## Exercise instructions
Below is a set of records. Repeat all of them exactly.
--- START Raw records ---
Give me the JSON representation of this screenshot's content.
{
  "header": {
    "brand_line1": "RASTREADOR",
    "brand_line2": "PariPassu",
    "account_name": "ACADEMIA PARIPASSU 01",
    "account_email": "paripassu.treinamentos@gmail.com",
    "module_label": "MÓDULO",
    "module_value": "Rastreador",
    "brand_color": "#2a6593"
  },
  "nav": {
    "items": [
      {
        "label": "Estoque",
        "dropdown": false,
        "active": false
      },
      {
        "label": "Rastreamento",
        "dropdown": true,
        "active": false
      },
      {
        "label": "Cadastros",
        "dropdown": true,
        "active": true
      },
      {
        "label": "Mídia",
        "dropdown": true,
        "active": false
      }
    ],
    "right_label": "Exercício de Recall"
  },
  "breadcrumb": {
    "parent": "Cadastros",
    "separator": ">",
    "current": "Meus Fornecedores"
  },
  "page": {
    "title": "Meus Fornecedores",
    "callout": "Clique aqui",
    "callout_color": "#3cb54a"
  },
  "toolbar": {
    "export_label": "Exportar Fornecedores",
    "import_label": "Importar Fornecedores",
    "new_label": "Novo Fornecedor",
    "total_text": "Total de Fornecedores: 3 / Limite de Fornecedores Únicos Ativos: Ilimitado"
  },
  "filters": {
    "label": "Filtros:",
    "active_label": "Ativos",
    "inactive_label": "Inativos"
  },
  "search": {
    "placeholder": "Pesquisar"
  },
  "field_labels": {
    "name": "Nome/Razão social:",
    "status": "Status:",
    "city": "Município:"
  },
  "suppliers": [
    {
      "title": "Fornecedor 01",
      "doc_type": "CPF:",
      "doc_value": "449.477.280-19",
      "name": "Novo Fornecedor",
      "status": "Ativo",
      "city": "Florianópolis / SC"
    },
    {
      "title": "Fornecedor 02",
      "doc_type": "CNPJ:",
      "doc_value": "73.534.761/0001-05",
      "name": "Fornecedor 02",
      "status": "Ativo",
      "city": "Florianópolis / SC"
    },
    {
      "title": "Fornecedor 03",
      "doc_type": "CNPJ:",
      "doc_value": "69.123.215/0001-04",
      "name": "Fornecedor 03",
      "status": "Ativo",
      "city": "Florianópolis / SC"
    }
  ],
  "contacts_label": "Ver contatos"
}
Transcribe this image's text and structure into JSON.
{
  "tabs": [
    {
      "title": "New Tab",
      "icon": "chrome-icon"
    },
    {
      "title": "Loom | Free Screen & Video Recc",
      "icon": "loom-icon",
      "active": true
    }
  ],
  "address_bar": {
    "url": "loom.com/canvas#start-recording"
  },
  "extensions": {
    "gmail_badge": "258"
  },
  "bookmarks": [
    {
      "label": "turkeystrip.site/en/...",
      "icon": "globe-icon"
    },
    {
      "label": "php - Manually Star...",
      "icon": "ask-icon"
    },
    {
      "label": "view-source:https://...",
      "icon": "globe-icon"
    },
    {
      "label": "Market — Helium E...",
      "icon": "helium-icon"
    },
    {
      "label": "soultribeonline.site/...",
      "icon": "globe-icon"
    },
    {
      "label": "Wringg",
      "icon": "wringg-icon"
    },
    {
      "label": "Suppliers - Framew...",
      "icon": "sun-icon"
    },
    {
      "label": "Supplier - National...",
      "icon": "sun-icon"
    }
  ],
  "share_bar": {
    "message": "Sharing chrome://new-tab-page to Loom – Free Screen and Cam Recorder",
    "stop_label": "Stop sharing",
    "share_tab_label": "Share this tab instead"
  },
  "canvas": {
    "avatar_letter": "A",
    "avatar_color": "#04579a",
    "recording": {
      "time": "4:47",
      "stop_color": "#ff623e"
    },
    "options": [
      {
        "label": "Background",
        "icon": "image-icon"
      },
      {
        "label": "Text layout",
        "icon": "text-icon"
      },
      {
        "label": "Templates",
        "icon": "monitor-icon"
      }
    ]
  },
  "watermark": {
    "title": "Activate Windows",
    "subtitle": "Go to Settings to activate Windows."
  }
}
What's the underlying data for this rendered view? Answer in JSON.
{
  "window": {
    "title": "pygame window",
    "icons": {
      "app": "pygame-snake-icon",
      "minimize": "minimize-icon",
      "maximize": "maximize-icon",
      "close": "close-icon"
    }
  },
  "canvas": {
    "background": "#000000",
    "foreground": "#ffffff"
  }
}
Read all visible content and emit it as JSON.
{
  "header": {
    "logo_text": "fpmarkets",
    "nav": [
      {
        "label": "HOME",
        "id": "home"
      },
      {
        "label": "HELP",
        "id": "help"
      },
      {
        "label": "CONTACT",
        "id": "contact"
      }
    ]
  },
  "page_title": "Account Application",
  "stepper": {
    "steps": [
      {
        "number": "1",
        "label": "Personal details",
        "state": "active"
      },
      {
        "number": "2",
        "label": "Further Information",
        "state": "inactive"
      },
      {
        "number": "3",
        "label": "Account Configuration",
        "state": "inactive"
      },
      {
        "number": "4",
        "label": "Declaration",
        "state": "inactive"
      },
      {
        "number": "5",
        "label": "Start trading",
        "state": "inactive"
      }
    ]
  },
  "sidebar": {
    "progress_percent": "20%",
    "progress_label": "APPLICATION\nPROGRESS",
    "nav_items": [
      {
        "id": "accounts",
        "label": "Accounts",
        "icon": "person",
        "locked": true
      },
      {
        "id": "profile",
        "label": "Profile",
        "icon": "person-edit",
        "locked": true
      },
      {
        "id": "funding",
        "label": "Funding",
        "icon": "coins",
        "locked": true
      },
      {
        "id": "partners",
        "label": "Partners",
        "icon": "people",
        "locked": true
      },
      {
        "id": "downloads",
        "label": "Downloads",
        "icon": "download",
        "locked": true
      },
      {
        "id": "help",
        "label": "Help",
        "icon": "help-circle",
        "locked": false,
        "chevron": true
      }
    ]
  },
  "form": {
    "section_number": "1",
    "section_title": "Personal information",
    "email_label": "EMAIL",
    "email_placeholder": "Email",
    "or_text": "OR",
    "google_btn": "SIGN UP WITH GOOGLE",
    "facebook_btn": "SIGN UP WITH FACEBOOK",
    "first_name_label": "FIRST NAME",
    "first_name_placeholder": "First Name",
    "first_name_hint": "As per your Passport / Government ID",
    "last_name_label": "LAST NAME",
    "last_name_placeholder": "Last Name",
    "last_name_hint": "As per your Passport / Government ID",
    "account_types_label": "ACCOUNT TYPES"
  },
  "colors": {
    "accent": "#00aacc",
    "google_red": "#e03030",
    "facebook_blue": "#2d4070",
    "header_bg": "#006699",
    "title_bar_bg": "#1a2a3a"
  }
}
--- END Raw records ---
## Full solution
Give me the JSON representation of this screenshot's content.
{
  "header": {
    "brand_line1": "RASTREADOR",
    "brand_line2": "PariPassu",
    "account_name": "ACADEMIA PARIPASSU 01",
    "account_email": "paripassu.treinamentos@gmail.com",
    "module_label": "MÓDULO",
    "module_value": "Rastreador",
    "brand_color": "#2a6593"
  },
  "nav": {
    "items": [
      {
        "label": "Estoque",
        "dropdown": false,
        "active": false
      },
      {
        "label": "Rastreamento",
        "dropdown": true,
        "active": false
      },
      {
        "label": "Cadastros",
        "dropdown": true,
        "active": true
      },
      {
        "label": "Mídia",
        "dropdown": true,
        "active": false
      }
    ],
    "right_label": "Exercício de Recall"
  },
  "breadcrumb": {
    "parent": "Cadastros",
    "separator": ">",
    "current": "Meus Fornecedores"
  },
  "page": {
    "title": "Meus Fornecedores",
    "callout": "Clique aqui",
    "callout_color": "#3cb54a"
  },
  "toolbar": {
    "export_label": "Exportar Fornecedores",
    "import_label": "Importar Fornecedores",
    "new_label": "Novo Fornecedor",
    "total_text": "Total de Fornecedores: 3 / Limite de Fornecedores Únicos Ativos: Ilimitado"
  },
  "filters": {
    "label": "Filtros:",
    "active_label": "Ativos",
    "inactive_label": "Inativos"
  },
  "search": {
    "placeholder": "Pesquisar"
  },
  "field_labels": {
    "name": "Nome/Razão social:",
    "status": "Status:",
    "city": "Município:"
  },
  "suppliers": [
    {
      "title": "Fornecedor 01",
      "doc_type": "CPF:",
      "doc_value": "449.477.280-19",
      "name": "Novo Fornecedor",
      "status": "Ativo",
      "city": "Florianópolis / SC"
    },
    {
      "title": "Fornecedor 02",
      "doc_type": "CNPJ:",
      "doc_value": "73.534.761/0001-05",
      "name": "Fornecedor 02",
      "status": "Ativo",
      "city": "Florianópolis / SC"
    },
    {
      "title": "Fornecedor 03",
      "doc_type": "CNPJ:",
      "doc_value": "69.123.215/0001-04",
      "name": "Fornecedor 03",
      "status": "Ativo",
      "city": "Florianópolis / SC"
    }
  ],
  "contacts_label": "Ver contatos"
}
Transcribe this image's text and structure into JSON.
{
  "tabs": [
    {
      "title": "New Tab",
      "icon": "chrome-icon"
    },
    {
      "title": "Loom | Free Screen & Video Recc",
      "icon": "loom-icon",
      "active": true
    }
  ],
  "address_bar": {
    "url": "loom.com/canvas#start-recording"
  },
  "extensions": {
    "gmail_badge": "258"
  },
  "bookmarks": [
    {
      "label": "turkeystrip.site/en/...",
      "icon": "globe-icon"
    },
    {
      "label": "php - Manually Star...",
      "icon": "ask-icon"
    },
    {
      "label": "view-source:https://...",
      "icon": "globe-icon"
    },
    {
      "label": "Market — Helium E...",
      "icon": "helium-icon"
    },
    {
      "label": "soultribeonline.site/...",
      "icon": "globe-icon"
    },
    {
      "label": "Wringg",
      "icon": "wringg-icon"
    },
    {
      "label": "Suppliers - Framew...",
      "icon": "sun-icon"
    },
    {
      "label": "Supplier - National...",
      "icon": "sun-icon"
    }
  ],
  "share_bar": {
    "message": "Sharing chrome://new-tab-page to Loom – Free Screen and Cam Recorder",
    "stop_label": "Stop sharing",
    "share_tab_label": "Share this tab instead"
  },
  "canvas": {
    "avatar_letter": "A",
    "avatar_color": "#04579a",
    "recording": {
      "time": "4:47",
      "stop_color": "#ff623e"
    },
    "options": [
      {
        "label": "Background",
        "icon": "image-icon"
      },
      {
        "label": "Text layout",
        "icon": "text-icon"
      },
      {
        "label": "Templates",
        "icon": "monitor-icon"
      }
    ]
  },
  "watermark": {
    "title": "Activate Windows",
    "subtitle": "Go to Settings to activate Windows."
  }
}
What's the underlying data for this rendered view? Answer in JSON.
{
  "window": {
    "title": "pygame window",
    "icons": {
      "app": "pygame-snake-icon",
      "minimize": "minimize-icon",
      "maximize": "maximize-icon",
      "close": "close-icon"
    }
  },
  "canvas": {
    "background": "#000000",
    "foreground": "#ffffff"
  }
}
Read all visible content and emit it as JSON.
{
  "header": {
    "logo_text": "fpmarkets",
    "nav": [
      {
        "label": "HOME",
        "id": "home"
      },
      {
        "label": "HELP",
        "id": "help"
      },
      {
        "label": "CONTACT",
        "id": "contact"
      }
    ]
  },
  "page_title": "Account Application",
  "stepper": {
    "steps": [
      {
        "number": "1",
        "label": "Personal details",
        "state": "active"
      },
      {
        "number": "2",
        "label": "Further Information",
        "state": "inactive"
      },
      {
        "number": "3",
        "label": "Account Configuration",
        "state": "inactive"
      },
      {
        "number": "4",
        "label": "Declaration",
        "state": "inactive"
      },
      {
        "number": "5",
        "label": "Start trading",
        "state": "inactive"
      }
    ]
  },
  "sidebar": {
    "progress_percent": "20%",
    "progress_label": "APPLICATION\nPROGRESS",
    "nav_items": [
      {
        "id": "accounts",
        "label": "Accounts",
        "icon": "person",
        "locked": true
      },
      {
        "id": "profile",
        "label": "Profile",
        "icon": "person-edit",
        "locked": true
      },
      {
        "id": "funding",
        "label": "Funding",
        "icon": "coins",
        "locked": true
      },
      {
        "id": "partners",
        "label": "Partners",
        "icon": "people",
        "locked": true
      },
      {
        "id": "downloads",
        "label": "Downloads",
        "icon": "download",
        "locked": true
      },
      {
        "id": "help",
        "label": "Help",
        "icon": "help-circle",
        "locked": false,
        "chevron": true
      }
    ]
  },
  "form": {
    "section_number": "1",
    "section_title": "Personal information",
    "email_label": "EMAIL",
    "email_placeholder": "Email",
    "or_text": "OR",
    "google_btn": "SIGN UP WITH GOOGLE",
    "facebook_btn": "SIGN UP WITH FACEBOOK",
    "first_name_label": "FIRST NAME",
    "first_name_placeholder": "First Name",
    "first_name_hint": "As per your Passport / Government ID",
    "last_name_label": "LAST NAME",
    "last_name_placeholder": "Last Name",
    "last_name_hint": "As per your Passport / Government ID",
    "account_types_label": "ACCOUNT TYPES"
  },
  "colors": {
    "accent": "#00aacc",
    "google_red": "#e03030",
    "facebook_blue": "#2d4070",
    "header_bg": "#006699",
    "title_bar_bg": "#1a2a3a"
  }
}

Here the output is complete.